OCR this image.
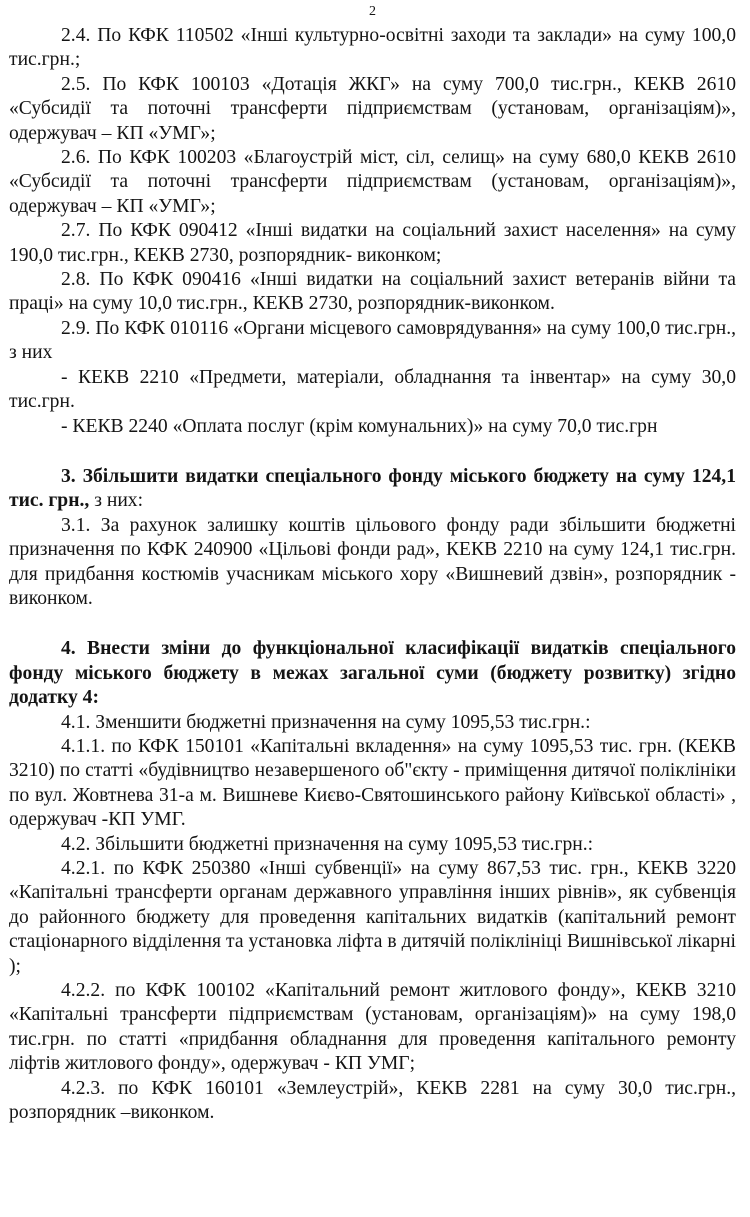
2

2.4. По КФК 110502 «Інші культурно-освітні заходи та заклади» на суму 100,0 тис.грн.;

2.5. По КФК 100103 «Дотація ЖКГ» на суму 700,0 тис.грн., КЕКВ 2610 «Субсидії та поточні трансферти підприємствам (установам, організаціям)», одержувач – КП «УМГ»;

2.6. По КФК 100203 «Благоустрій міст, сіл, селищ» на суму 680,0 КЕКВ 2610 «Субсидії та поточні трансферти підприємствам (установам, організаціям)», одержувач – КП «УМГ»;

2.7. По КФК 090412 «Інші видатки на соціальний захист населення» на суму 190,0 тис.грн., КЕКВ 2730, розпорядник- виконком;

2.8. По КФК 090416 «Інші видатки на соціальний захист ветеранів війни та праці» на суму 10,0 тис.грн., КЕКВ 2730, розпорядник-виконком.

2.9. По КФК 010116 «Органи місцевого самоврядування» на суму 100,0 тис.грн., з них

- КЕКВ 2210 «Предмети, матеріали, обладнання та інвентар» на суму 30,0 тис.грн.

- КЕКВ 2240 «Оплата послуг (крім комунальних)» на суму 70,0 тис.грн

3. Збільшити видатки спеціального фонду міського бюджету на суму 124,1 тис. грн., з них:

3.1. За рахунок залишку коштів цільового фонду ради збільшити бюджетні призначення по КФК 240900 «Цільові фонди рад», КЕКВ 2210 на суму 124,1 тис.грн. для придбання костюмів учасникам міського хору «Вишневий дзвін», розпорядник - виконком.

4. Внести зміни до функціональної класифікації видатків спеціального фонду міського бюджету в межах загальної суми (бюджету розвитку) згідно додатку 4:

4.1. Зменшити бюджетні призначення на суму 1095,53 тис.грн.:

4.1.1. по КФК 150101 «Капітальні вкладення» на суму 1095,53 тис. грн. (КЕКВ 3210) по статті «будівництво незавершеного об"єкту - приміщення дитячої поліклініки по вул. Жовтнева 31-а м. Вишневе Києво-Святошинського району Київської області» , одержувач -КП УМГ.

4.2. Збільшити бюджетні призначення на суму 1095,53 тис.грн.:

4.2.1. по КФК 250380 «Інші субвенції» на суму 867,53 тис. грн., КЕКВ 3220 «Капітальні трансферти органам державного управління інших рівнів», як субвенція до районного бюджету для проведення капітальних видатків (капітальний ремонт стаціонарного відділення та установка ліфта в дитячій поліклініці Вишнівської лікарні );

4.2.2. по КФК 100102 «Капітальний ремонт житлового фонду», КЕКВ 3210 «Капітальні трансферти підприємствам (установам, організаціям)» на суму 198,0 тис.грн. по статті «придбання обладнання для проведення капітального ремонту ліфтів житлового фонду», одержувач - КП УМГ;

4.2.3. по КФК 160101 «Землеустрій», КЕКВ 2281 на суму 30,0 тис.грн., розпорядник –виконком.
::::
**What you will do**. Above are records with pictures; repeat the records exactly and leave the pictures out.

**Task answer**.
OCR this image.
2

2.4. По КФК 110502 «Інші культурно-освітні заходи та заклади» на суму 100,0 тис.грн.;

2.5. По КФК 100103 «Дотація ЖКГ» на суму 700,0 тис.грн., КЕКВ 2610 «Субсидії та поточні трансферти підприємствам (установам, організаціям)», одержувач – КП «УМГ»;

2.6. По КФК 100203 «Благоустрій міст, сіл, селищ» на суму 680,0 КЕКВ 2610 «Субсидії та поточні трансферти підприємствам (установам, організаціям)», одержувач – КП «УМГ»;

2.7. По КФК 090412 «Інші видатки на соціальний захист населення» на суму 190,0 тис.грн., КЕКВ 2730, розпорядник- виконком;

2.8. По КФК 090416 «Інші видатки на соціальний захист ветеранів війни та праці» на суму 10,0 тис.грн., КЕКВ 2730, розпорядник-виконком.

2.9. По КФК 010116 «Органи місцевого самоврядування» на суму 100,0 тис.грн., з них

- КЕКВ 2210 «Предмети, матеріали, обладнання та інвентар» на суму 30,0 тис.грн.

- КЕКВ 2240 «Оплата послуг (крім комунальних)» на суму 70,0 тис.грн

3. Збільшити видатки спеціального фонду міського бюджету на суму 124,1 тис. грн., з них:

3.1. За рахунок залишку коштів цільового фонду ради збільшити бюджетні призначення по КФК 240900 «Цільові фонди рад», КЕКВ 2210 на суму 124,1 тис.грн. для придбання костюмів учасникам міського хору «Вишневий дзвін», розпорядник - виконком.

4. Внести зміни до функціональної класифікації видатків спеціального фонду міського бюджету в межах загальної суми (бюджету розвитку) згідно додатку 4:

4.1. Зменшити бюджетні призначення на суму 1095,53 тис.грн.:

4.1.1. по КФК 150101 «Капітальні вкладення» на суму 1095,53 тис. грн. (КЕКВ 3210) по статті «будівництво незавершеного об"єкту - приміщення дитячої поліклініки по вул. Жовтнева 31-а м. Вишневе Києво-Святошинського району Київської області» , одержувач -КП УМГ.

4.2. Збільшити бюджетні призначення на суму 1095,53 тис.грн.:

4.2.1. по КФК 250380 «Інші субвенції» на суму 867,53 тис. грн., КЕКВ 3220 «Капітальні трансферти органам державного управління інших рівнів», як субвенція до районного бюджету для проведення капітальних видатків (капітальний ремонт стаціонарного відділення та установка ліфта в дитячій поліклініці Вишнівської лікарні );

4.2.2. по КФК 100102 «Капітальний ремонт житлового фонду», КЕКВ 3210 «Капітальні трансферти підприємствам (установам, організаціям)» на суму 198,0 тис.грн. по статті «придбання обладнання для проведення капітального ремонту ліфтів житлового фонду», одержувач - КП УМГ;

4.2.3. по КФК 160101 «Землеустрій», КЕКВ 2281 на суму 30,0 тис.грн., розпорядник –виконком.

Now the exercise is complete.